:: Materials provided ::

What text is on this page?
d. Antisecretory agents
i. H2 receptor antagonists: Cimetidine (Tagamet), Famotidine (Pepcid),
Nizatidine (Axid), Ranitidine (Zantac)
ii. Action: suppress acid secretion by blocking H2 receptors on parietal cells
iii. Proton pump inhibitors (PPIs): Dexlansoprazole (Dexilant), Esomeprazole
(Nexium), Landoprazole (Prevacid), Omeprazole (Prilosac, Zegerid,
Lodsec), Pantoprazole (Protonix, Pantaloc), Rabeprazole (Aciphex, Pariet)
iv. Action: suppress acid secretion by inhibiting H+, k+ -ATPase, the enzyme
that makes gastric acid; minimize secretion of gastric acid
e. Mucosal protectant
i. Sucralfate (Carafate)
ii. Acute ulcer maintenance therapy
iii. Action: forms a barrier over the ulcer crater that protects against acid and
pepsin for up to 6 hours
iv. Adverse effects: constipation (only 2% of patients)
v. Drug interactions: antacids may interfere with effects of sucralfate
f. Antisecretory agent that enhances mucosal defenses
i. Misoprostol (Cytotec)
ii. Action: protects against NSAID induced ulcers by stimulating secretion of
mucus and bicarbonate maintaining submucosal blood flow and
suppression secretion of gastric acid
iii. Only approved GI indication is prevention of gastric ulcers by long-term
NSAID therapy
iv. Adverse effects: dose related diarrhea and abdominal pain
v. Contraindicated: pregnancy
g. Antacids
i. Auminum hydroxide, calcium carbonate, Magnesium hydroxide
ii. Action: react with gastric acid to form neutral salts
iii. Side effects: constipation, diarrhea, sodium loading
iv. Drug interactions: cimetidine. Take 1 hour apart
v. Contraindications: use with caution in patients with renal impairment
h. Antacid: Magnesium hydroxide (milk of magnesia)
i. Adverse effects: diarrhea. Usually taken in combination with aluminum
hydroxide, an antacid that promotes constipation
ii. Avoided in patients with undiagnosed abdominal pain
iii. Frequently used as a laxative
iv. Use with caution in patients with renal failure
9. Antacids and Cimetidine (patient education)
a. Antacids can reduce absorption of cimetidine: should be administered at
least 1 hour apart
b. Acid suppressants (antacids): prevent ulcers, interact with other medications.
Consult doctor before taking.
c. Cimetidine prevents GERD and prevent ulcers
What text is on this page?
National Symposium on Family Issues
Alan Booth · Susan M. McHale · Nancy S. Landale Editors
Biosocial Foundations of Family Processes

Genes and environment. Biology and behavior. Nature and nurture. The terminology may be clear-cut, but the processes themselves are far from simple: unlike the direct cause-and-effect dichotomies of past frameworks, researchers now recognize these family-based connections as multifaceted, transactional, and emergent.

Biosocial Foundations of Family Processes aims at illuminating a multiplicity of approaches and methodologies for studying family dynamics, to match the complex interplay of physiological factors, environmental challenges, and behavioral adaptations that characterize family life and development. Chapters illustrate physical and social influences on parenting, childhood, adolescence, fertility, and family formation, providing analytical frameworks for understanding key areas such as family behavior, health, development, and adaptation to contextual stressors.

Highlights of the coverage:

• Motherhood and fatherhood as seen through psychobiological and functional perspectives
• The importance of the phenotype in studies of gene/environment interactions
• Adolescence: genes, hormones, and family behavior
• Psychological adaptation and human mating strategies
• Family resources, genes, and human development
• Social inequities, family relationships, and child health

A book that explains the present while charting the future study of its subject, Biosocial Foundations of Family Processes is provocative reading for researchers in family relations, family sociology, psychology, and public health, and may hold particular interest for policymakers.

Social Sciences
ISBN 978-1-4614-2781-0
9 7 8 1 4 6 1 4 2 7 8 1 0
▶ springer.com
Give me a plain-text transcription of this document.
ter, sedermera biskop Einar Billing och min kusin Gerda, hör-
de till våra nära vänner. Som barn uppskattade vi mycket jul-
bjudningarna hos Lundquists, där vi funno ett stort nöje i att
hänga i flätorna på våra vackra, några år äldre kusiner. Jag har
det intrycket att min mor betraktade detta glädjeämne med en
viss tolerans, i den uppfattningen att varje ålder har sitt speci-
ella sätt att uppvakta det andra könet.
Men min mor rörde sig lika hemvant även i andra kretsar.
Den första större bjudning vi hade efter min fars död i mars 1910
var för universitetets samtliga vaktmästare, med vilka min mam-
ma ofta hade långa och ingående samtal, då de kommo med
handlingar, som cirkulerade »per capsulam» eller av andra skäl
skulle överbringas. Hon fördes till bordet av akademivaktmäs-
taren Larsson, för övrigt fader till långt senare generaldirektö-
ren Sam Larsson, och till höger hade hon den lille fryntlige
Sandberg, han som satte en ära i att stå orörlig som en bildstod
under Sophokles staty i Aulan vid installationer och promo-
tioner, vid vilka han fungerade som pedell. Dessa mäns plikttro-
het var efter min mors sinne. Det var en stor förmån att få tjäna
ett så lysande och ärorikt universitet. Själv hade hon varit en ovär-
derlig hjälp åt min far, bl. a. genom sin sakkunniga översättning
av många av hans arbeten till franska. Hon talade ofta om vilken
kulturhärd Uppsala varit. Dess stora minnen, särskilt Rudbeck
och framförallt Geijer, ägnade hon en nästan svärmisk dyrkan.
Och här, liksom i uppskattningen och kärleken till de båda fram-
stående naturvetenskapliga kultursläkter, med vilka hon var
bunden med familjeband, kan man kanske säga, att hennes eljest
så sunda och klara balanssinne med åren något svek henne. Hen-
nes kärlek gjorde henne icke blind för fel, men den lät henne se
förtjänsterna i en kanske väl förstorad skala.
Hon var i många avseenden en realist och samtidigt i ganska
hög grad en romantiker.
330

:::

(What is required) A single number is the answer: the number of lines in the entries that contain "development".

(Written answer) 2